- Exercise brief -
Extract the lines that hold the string "offset".

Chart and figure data

==================================================

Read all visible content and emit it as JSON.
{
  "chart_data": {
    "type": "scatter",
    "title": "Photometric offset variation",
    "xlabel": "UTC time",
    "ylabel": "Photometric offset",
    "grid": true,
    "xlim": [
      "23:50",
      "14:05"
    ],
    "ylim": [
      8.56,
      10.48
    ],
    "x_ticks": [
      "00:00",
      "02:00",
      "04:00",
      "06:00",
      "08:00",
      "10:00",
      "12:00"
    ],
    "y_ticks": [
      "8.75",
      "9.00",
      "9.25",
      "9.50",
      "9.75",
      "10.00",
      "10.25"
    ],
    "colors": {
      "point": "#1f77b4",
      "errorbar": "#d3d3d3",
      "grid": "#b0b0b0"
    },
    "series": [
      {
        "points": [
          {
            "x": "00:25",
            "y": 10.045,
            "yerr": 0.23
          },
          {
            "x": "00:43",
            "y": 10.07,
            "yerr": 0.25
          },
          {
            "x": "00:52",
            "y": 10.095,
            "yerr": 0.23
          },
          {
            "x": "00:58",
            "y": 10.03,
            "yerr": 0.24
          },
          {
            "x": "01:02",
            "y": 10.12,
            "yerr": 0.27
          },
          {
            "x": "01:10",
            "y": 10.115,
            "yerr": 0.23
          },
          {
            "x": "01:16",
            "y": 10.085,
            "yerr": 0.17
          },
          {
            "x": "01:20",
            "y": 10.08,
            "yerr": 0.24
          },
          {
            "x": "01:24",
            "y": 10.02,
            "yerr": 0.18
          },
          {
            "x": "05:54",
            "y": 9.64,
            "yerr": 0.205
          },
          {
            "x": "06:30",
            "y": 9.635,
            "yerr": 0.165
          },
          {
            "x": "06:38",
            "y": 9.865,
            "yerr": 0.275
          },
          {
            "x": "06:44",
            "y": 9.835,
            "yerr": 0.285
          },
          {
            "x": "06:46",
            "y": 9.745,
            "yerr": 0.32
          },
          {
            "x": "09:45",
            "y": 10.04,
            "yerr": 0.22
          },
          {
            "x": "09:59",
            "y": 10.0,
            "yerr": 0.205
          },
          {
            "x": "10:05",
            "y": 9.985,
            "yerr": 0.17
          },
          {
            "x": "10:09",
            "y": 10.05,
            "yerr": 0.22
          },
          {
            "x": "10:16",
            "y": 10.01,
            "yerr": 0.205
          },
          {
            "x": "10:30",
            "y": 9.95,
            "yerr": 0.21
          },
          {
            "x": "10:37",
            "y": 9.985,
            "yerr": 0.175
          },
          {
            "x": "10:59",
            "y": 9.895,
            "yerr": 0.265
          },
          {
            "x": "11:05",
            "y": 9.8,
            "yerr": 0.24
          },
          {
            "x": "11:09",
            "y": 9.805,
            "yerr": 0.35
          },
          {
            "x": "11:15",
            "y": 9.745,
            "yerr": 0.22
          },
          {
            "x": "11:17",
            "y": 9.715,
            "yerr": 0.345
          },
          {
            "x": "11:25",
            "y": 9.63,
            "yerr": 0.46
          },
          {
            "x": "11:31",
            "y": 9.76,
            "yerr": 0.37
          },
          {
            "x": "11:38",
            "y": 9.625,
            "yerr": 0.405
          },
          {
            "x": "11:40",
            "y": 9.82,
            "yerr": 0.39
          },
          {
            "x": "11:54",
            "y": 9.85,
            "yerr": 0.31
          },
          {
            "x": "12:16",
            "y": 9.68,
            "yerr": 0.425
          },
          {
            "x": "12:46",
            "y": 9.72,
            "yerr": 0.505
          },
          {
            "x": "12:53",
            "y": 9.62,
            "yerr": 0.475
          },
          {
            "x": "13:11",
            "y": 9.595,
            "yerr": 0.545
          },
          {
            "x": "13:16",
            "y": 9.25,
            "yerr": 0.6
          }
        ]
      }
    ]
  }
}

==================================================

- The response -
    "title": "Photometric offset variation",
    "ylabel": "Photometric offset",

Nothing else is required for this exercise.